Poster abstracts
Poster number 122 submitted by Paul Russell
Deciphering mechanisms of ribosome turnover during global inhibition of translation elongation in mammalian cells
Paul J. Russell (Cellular, Molecular, and Biochemical Sciences Program, The Ohio State Biochemistry Program, Department of Biological Chemistry and Pharmacology, Center for RNA Biology), Michael G. Kearse (Cellular, Molecular, and Biochemical Sciences Program, The Ohio State Biochemistry Program, Department of Biological Chemistry and Pharmacology, Center for RNA Biology)
Abstract:
Eukaryotes use several distinct quality control pathways to resolve aberrant ribosomes and mRNAs. For example, the no-go decay mRNA pathway is stimulated after ribosome collisions caused by stalled ribosomes translating damaged or truncated mRNAs. Separate decay pathways for non-functional 40S and 60S subunits containing rRNA mutations affecting decoding and peptidyl transferase activity, respectively, have also been elucidated. To our knowledge, whether eukaryotes have also evolved a quality control pathway to sense and process globally stalled ribosomes is unclear; however, such a pathway would be advantageous to eukaryotes during exposure to natural elongation inhibitors such as ricin and diphtheria toxin. Here, we test how prolonged global inhibition of elongation using cycloheximide (CHX) affects ribosome turnover. Despite steady levels of cell viability and that mammalian ribosomes have been classically characterized of having a half-life of 3-5 days, a single 24 hr high dose of CHX resulted in a stark 50% reduction of ribosomes. Depletion of ribosomes from the same treatment in A549 cells was also evident when assessing rRNA levels by denaturing agarose gel electrophoresis and ribosomal proteins (from both the 40S and 60S subunits) by Western blot. Literature supports that ribosomes can be degraded by autophagy and the proteasome. Upon testing various inhibitors of both pathways, only proteasome inhibitors rescued rRNA levels. These data suggest that both ribosomal subunits of inhibited 80S ribosomes are degraded by the proteasome upon prolonged CHX treatment. Additionally, we show using inhibitors that target different stages of translation that this proteasome-dependent decay pathway is stimulated by stalled ribosomes and not primarily by low levels of translation. Moving forward, we will test the hypothesis that globally stalled ribosomes in mammalian cells are ubiquitinated and subsequently degraded by the proteasome and RNA exosome machinery.

_Extracted records:_

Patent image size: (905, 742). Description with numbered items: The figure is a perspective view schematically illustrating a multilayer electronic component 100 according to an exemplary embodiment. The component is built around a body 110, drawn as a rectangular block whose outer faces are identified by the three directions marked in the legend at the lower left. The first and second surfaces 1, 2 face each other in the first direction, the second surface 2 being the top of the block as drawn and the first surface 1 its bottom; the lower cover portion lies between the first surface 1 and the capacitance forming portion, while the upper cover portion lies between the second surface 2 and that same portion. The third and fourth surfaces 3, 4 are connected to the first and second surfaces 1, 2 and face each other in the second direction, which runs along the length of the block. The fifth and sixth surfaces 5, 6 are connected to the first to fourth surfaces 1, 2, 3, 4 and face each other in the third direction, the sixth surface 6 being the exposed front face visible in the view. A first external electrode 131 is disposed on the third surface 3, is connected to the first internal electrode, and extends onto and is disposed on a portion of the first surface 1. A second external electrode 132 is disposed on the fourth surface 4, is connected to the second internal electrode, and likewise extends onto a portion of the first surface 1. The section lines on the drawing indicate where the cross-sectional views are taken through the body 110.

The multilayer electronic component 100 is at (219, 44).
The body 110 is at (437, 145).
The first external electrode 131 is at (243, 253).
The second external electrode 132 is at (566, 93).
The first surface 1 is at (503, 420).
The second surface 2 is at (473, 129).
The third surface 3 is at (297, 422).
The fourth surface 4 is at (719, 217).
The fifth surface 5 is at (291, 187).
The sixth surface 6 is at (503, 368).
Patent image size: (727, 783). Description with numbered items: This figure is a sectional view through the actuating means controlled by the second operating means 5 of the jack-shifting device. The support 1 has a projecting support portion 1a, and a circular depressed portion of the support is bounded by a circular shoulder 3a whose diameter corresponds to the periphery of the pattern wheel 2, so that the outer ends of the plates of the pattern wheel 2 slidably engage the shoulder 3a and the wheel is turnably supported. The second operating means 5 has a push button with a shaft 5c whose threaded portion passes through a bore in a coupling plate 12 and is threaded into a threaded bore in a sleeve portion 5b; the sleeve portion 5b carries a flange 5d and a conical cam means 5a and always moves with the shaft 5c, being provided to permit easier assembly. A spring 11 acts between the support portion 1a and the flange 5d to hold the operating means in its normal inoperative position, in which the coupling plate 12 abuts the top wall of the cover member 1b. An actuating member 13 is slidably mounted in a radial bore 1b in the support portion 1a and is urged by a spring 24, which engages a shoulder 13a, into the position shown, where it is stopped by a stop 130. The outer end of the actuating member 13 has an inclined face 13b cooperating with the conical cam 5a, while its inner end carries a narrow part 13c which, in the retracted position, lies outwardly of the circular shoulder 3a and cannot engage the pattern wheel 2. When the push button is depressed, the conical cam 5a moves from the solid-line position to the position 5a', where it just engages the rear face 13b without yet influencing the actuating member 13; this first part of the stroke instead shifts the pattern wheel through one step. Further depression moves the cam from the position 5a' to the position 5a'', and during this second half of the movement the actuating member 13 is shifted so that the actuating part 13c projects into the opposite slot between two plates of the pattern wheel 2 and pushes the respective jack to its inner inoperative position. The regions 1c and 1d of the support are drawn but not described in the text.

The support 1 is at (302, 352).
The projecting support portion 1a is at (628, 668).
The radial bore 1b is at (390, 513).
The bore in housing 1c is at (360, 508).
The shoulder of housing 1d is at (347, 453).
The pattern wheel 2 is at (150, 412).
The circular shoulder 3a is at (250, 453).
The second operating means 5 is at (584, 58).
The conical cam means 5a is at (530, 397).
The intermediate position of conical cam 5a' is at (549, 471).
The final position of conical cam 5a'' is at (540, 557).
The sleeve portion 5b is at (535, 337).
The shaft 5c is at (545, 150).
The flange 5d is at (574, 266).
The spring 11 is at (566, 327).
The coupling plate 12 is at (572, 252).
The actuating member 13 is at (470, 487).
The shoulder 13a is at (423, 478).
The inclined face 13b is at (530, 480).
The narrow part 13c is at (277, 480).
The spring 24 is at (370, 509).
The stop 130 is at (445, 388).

_What you have to do:_
Using the poster abstract on ribosome turnover, answer these:
(a) Which compound was used to globally inhibit translation elongation?
(b) In which cells was ribosome depletion also seen in rRNA and ribosomal protein levels?
(c) What half-life have mammalian ribosomes classically been characterized as having?

_Answer section:_
(a) Cycloheximide (CHX)
(b) A549 cells
(c) 3-5 days